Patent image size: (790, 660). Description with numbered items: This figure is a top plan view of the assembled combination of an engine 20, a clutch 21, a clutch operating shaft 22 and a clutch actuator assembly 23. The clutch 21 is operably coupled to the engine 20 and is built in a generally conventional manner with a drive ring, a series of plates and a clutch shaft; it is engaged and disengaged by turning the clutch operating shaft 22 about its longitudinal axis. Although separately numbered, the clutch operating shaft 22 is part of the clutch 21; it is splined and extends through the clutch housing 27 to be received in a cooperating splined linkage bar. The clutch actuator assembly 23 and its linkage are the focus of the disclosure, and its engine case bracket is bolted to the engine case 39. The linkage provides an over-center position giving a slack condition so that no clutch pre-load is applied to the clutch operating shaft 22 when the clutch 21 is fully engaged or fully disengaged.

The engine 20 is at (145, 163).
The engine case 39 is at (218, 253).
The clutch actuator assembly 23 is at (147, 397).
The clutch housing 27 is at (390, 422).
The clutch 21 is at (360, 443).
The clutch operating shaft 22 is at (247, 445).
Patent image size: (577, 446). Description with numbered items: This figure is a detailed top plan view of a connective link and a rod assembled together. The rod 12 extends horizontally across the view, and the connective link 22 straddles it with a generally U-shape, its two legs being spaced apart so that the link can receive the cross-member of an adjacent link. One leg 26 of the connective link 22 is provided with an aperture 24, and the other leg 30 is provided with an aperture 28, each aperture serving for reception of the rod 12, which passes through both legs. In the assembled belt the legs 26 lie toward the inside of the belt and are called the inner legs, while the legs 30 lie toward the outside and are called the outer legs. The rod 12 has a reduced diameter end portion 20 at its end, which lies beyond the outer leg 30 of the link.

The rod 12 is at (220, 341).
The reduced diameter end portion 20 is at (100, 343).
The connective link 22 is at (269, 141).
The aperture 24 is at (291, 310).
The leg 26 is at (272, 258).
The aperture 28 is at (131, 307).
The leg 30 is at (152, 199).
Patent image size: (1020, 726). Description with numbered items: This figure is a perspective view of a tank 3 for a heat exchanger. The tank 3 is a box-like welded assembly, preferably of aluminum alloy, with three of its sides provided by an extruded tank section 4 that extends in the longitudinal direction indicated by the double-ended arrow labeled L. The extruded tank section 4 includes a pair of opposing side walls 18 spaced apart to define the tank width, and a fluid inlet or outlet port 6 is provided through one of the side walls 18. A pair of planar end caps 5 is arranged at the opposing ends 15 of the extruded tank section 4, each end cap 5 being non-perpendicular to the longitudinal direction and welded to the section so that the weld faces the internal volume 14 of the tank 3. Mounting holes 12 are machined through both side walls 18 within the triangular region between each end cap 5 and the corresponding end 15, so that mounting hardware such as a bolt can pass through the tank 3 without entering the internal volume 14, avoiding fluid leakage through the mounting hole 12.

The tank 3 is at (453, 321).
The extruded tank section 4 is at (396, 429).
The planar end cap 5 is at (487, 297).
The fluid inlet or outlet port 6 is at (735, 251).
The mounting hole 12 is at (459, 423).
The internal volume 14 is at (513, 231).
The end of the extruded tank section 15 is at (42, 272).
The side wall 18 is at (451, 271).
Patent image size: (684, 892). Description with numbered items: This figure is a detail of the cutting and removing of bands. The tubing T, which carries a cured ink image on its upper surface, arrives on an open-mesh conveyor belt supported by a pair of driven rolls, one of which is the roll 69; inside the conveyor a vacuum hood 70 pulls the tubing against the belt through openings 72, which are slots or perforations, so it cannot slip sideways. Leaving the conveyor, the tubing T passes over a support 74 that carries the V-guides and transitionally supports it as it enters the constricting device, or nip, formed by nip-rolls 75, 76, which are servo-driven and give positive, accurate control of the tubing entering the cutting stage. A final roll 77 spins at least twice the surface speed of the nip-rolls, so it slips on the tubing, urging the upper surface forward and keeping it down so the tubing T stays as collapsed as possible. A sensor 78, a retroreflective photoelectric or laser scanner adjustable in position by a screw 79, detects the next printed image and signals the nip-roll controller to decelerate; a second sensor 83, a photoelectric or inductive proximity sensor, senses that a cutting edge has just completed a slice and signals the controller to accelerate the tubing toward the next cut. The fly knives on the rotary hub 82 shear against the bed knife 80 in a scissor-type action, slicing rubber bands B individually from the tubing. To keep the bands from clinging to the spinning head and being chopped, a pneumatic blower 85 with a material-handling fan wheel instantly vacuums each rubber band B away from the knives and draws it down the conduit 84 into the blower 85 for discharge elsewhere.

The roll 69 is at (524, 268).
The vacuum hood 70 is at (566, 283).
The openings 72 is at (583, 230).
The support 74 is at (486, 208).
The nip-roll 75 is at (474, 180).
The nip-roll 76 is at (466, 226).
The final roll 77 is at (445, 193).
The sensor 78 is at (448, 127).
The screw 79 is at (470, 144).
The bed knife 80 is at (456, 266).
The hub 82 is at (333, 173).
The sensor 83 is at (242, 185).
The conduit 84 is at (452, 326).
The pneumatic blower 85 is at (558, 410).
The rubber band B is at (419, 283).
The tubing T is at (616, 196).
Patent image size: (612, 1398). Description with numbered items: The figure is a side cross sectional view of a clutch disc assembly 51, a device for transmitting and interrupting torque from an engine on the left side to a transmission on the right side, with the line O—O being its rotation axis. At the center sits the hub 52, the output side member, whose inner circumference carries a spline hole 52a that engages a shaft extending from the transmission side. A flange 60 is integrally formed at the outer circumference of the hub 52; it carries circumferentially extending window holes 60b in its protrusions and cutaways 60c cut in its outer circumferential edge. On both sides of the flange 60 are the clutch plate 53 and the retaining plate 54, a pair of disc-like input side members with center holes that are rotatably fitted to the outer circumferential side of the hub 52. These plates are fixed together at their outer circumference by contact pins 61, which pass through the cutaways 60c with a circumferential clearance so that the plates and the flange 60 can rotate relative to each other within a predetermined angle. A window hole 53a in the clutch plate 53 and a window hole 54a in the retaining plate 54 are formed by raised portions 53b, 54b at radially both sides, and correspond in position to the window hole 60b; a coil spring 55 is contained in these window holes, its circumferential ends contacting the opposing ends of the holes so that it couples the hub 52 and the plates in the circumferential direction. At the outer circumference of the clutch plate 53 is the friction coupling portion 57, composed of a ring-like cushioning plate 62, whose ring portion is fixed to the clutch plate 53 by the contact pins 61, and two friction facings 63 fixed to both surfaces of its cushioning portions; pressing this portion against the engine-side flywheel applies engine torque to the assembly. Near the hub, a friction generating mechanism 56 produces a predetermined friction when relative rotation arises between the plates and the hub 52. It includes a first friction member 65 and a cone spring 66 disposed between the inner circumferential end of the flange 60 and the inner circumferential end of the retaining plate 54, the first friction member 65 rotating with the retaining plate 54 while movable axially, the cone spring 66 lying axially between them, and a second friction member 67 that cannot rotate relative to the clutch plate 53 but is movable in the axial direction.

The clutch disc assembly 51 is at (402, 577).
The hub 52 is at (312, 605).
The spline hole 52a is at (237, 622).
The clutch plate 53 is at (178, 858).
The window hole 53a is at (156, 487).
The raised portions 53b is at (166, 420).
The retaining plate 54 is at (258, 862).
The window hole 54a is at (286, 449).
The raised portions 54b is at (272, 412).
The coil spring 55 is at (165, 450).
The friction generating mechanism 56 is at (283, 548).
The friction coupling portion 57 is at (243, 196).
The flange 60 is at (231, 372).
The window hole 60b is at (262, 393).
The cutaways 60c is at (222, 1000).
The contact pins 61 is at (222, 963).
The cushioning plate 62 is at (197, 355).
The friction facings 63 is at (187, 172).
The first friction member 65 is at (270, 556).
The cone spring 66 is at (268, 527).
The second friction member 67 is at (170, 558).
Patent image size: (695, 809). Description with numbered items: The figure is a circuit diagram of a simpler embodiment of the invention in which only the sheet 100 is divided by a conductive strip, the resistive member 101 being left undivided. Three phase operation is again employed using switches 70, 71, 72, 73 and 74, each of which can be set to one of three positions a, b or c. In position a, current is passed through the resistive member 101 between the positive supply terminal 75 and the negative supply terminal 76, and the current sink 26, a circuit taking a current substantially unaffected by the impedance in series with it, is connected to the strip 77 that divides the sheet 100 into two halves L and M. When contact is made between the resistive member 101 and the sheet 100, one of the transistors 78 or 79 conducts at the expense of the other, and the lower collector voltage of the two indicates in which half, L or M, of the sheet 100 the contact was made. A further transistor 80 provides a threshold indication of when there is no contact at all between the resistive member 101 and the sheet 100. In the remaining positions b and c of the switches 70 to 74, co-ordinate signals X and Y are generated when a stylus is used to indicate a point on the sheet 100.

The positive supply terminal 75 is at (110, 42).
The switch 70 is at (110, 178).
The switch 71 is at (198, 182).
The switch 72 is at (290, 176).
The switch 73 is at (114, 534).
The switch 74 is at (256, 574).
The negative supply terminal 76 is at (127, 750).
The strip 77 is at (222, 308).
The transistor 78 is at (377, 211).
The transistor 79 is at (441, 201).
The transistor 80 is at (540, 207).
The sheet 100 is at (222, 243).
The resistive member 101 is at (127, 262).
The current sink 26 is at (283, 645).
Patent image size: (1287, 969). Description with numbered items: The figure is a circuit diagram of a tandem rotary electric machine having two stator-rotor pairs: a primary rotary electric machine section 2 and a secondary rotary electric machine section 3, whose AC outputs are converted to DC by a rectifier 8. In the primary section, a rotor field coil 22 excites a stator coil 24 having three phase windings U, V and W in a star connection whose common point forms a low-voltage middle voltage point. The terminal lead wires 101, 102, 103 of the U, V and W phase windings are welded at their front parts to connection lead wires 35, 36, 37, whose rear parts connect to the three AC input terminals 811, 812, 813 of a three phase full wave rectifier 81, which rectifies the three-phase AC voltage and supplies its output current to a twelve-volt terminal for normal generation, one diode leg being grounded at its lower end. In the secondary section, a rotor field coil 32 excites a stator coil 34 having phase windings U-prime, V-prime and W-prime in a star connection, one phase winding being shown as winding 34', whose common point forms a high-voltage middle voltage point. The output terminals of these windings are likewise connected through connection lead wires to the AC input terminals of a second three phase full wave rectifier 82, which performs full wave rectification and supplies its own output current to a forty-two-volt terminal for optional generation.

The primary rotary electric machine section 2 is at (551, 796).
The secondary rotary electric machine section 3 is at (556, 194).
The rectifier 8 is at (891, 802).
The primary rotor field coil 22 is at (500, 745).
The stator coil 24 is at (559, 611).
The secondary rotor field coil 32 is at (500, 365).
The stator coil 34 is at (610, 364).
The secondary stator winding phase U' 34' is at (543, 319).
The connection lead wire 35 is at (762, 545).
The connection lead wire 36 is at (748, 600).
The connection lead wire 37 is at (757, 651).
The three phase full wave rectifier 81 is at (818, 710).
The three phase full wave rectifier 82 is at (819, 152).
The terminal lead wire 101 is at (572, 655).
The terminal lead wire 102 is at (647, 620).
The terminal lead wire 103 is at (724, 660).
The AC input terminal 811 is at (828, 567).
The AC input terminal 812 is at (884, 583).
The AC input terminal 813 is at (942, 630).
========================
Pull out every line of the rows above that contains the word "rotor".

Patent image size: (1287, 969). Description with numbered items: The figure is a circuit diagram of a tandem rotary electric machine having two stator-rotor pairs: a primary rotary electric machine section 2 and a secondary rotary electric machine section 3, whose AC outputs are converted to DC by a rectifier 8. In the primary section, a rotor field coil 22 excites a stator coil 24 having three phase windings U, V and W in a star connection whose common point forms a low-voltage middle voltage point. The terminal lead wires 101, 102, 103 of the U, V and W phase windings are welded at their front parts to connection lead wires 35, 36, 37, whose rear parts connect to the three AC input terminals 811, 812, 813 of a three phase full wave rectifier 81, which rectifies the three-phase AC voltage and supplies its output current to a twelve-volt terminal for normal generation, one diode leg being grounded at its lower end. In the secondary section, a rotor field coil 32 excites a stator coil 34 having phase windings U-prime, V-prime and W-prime in a star connection, one phase winding being shown as winding 34', whose common point forms a high-voltage middle voltage point. The output terminals of these windings are likewise connected through connection lead wires to the AC input terminals of a second three phase full wave rectifier 82, which performs full wave rectification and supplies its own output current to a forty-two-volt terminal for optional generation.
The primary rotor field coil 22 is at (500, 745).
The secondary rotor field coil 32 is at (500, 365).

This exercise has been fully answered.